--- start ---

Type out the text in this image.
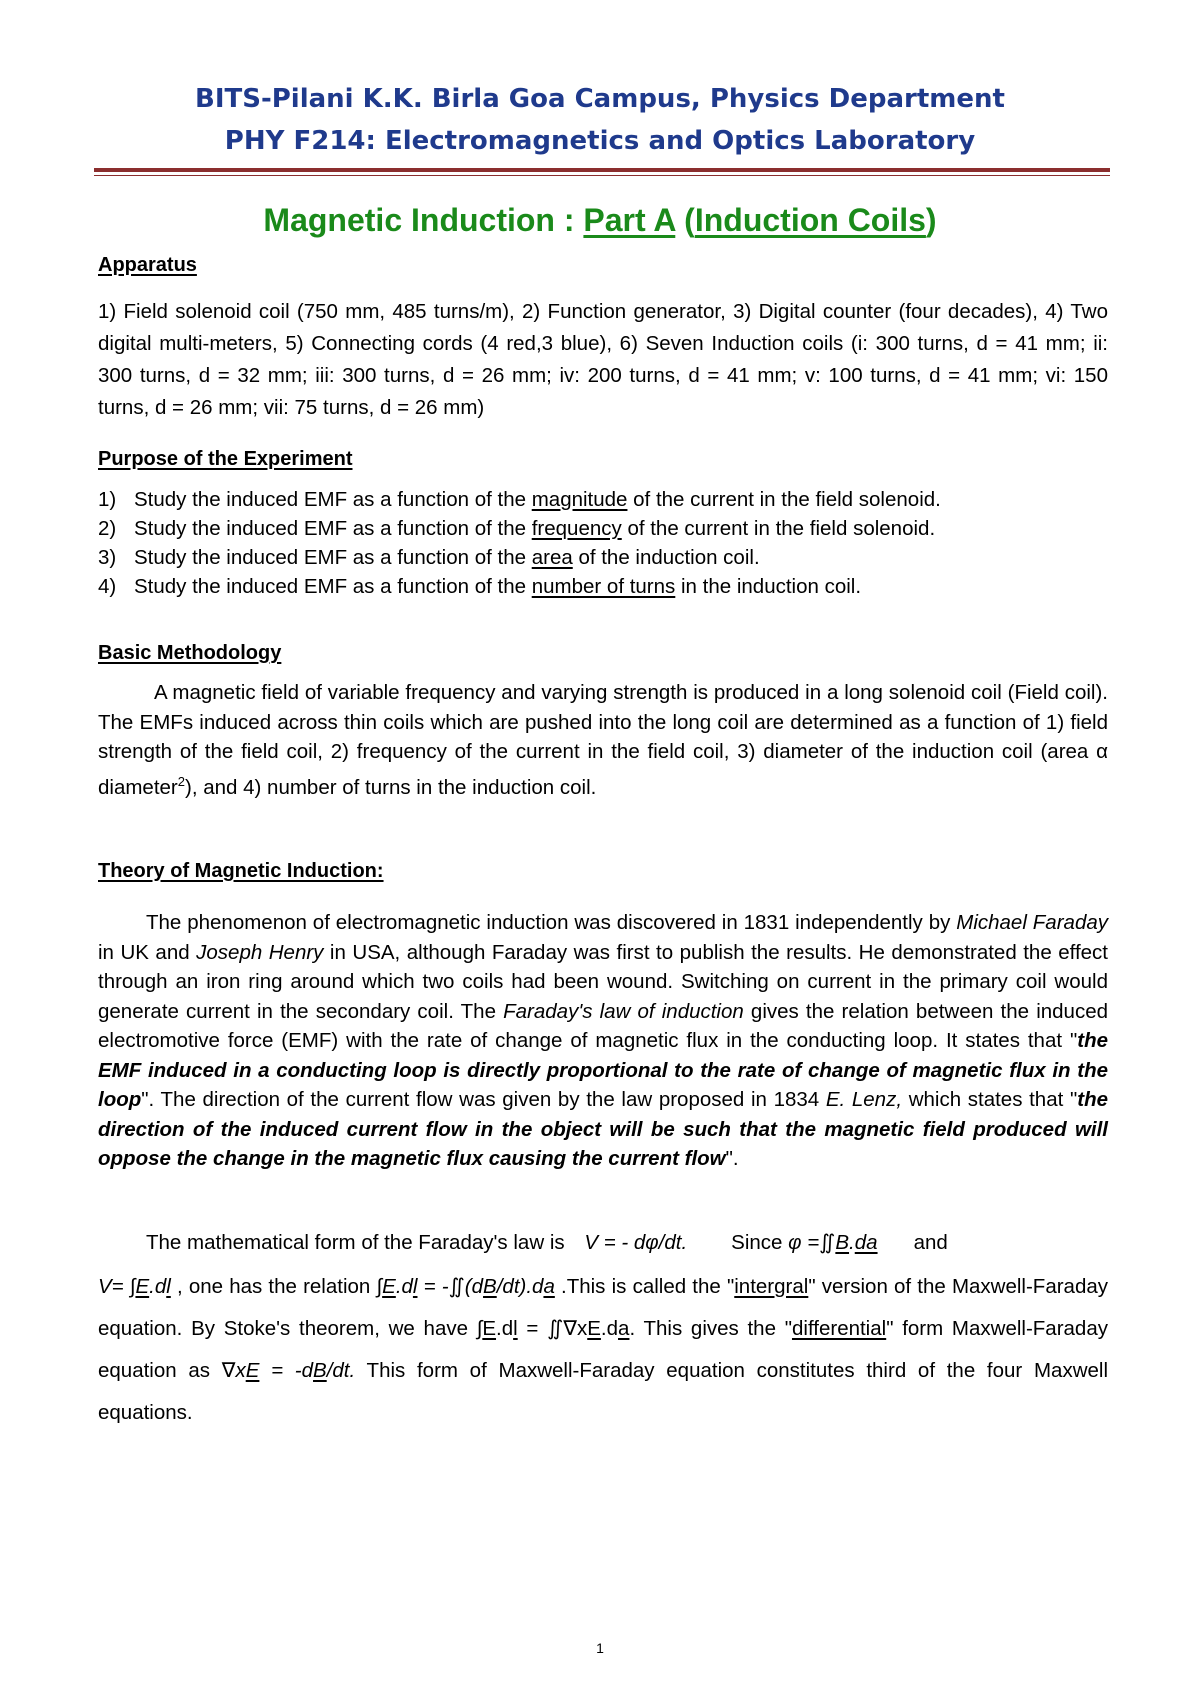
BITS-Pilani K.K. Birla Goa Campus, Physics Department
PHY F214: Electromagnetics and Optics Laboratory
Magnetic Induction : Part A (Induction Coils)
Apparatus
1) Field solenoid coil (750 mm, 485 turns/m), 2) Function generator, 3) Digital counter (four decades), 4) Two digital multi-meters, 5) Connecting cords (4 red,3 blue), 6) Seven Induction coils (i: 300 turns, d = 41 mm; ii: 300 turns, d = 32 mm; iii: 300 turns, d = 26 mm; iv: 200 turns, d = 41 mm; v: 100 turns, d = 41 mm; vi: 150 turns, d = 26 mm; vii: 75 turns, d = 26 mm)
Purpose of the Experiment
1) Study the induced EMF as a function of the magnitude of the current in the field solenoid.
2) Study the induced EMF as a function of the frequency of the current in the field solenoid.
3) Study the induced EMF as a function of the area of the induction coil.
4) Study the induced EMF as a function of the number of turns in the induction coil.
Basic Methodology
A magnetic field of variable frequency and varying strength is produced in a long solenoid coil (Field coil). The EMFs induced across thin coils which are pushed into the long coil are determined as a function of 1) field strength of the field coil, 2) frequency of the current in the field coil, 3) diameter of the induction coil (area α diameter$^2$), and 4) number of turns in the induction coil.
Theory of Magnetic Induction:
The phenomenon of electromagnetic induction was discovered in 1831 independently by Michael Faraday in UK and Joseph Henry in USA, although Faraday was first to publish the results. He demonstrated the effect through an iron ring around which two coils had been wound. Switching on current in the primary coil would generate current in the secondary coil. The Faraday's law of induction gives the relation between the induced electromotive force (EMF) with the rate of change of magnetic flux in the conducting loop. It states that "the EMF induced in a conducting loop is directly proportional to the rate of change of magnetic flux in the loop". The direction of the current flow was given by the law proposed in 1834 E. Lenz, which states that "the direction of the induced current flow in the object will be such that the magnetic field produced will oppose the change in the magnetic flux causing the current flow".
The mathematical form of the Faraday's law is V = - dφ/dt. Since φ =∬B.da and
V= ∫E.dl , one has the relation ∫E.dl = -∬(dB/dt).da .This is called the "intergral" version of the Maxwell-Faraday equation. By Stoke's theorem, we have ∫E.dl = ∬∇xE.da. This gives the "differential" form Maxwell-Faraday equation as ∇xE = -dB/dt. This form of Maxwell-Faraday equation constitutes third of the four Maxwell equations.
1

--- end ---

What the exercise asks — Transcribe the records word for word and include no pictures.

Exercise output —
Type out the text in this image.
BITS-Pilani K.K. Birla Goa Campus, Physics Department
PHY F214: Electromagnetics and Optics Laboratory
Magnetic Induction : Part A (Induction Coils)
Apparatus
1) Field solenoid coil (750 mm, 485 turns/m), 2) Function generator, 3) Digital counter (four decades), 4) Two digital multi-meters, 5) Connecting cords (4 red,3 blue), 6) Seven Induction coils (i: 300 turns, d = 41 mm; ii: 300 turns, d = 32 mm; iii: 300 turns, d = 26 mm; iv: 200 turns, d = 41 mm; v: 100 turns, d = 41 mm; vi: 150 turns, d = 26 mm; vii: 75 turns, d = 26 mm)
Purpose of the Experiment
1) Study the induced EMF as a function of the magnitude of the current in the field solenoid.
2) Study the induced EMF as a function of the frequency of the current in the field solenoid.
3) Study the induced EMF as a function of the area of the induction coil.
4) Study the induced EMF as a function of the number of turns in the induction coil.
Basic Methodology
A magnetic field of variable frequency and varying strength is produced in a long solenoid coil (Field coil). The EMFs induced across thin coils which are pushed into the long coil are determined as a function of 1) field strength of the field coil, 2) frequency of the current in the field coil, 3) diameter of the induction coil (area α diameter$^2$), and 4) number of turns in the induction coil.
Theory of Magnetic Induction:
The phenomenon of electromagnetic induction was discovered in 1831 independently by Michael Faraday in UK and Joseph Henry in USA, although Faraday was first to publish the results. He demonstrated the effect through an iron ring around which two coils had been wound. Switching on current in the primary coil would generate current in the secondary coil. The Faraday's law of induction gives the relation between the induced electromotive force (EMF) with the rate of change of magnetic flux in the conducting loop. It states that "the EMF induced in a conducting loop is directly proportional to the rate of change of magnetic flux in the loop". The direction of the current flow was given by the law proposed in 1834 E. Lenz, which states that "the direction of the induced current flow in the object will be such that the magnetic field produced will oppose the change in the magnetic flux causing the current flow".
The mathematical form of the Faraday's law is V = - dφ/dt. Since φ =∬B.da and
V= ∫E.dl , one has the relation ∫E.dl = -∬(dB/dt).da .This is called the "intergral" version of the Maxwell-Faraday equation. By Stoke's theorem, we have ∫E.dl = ∬∇xE.da. This gives the "differential" form Maxwell-Faraday equation as ∇xE = -dB/dt. This form of Maxwell-Faraday equation constitutes third of the four Maxwell equations.
1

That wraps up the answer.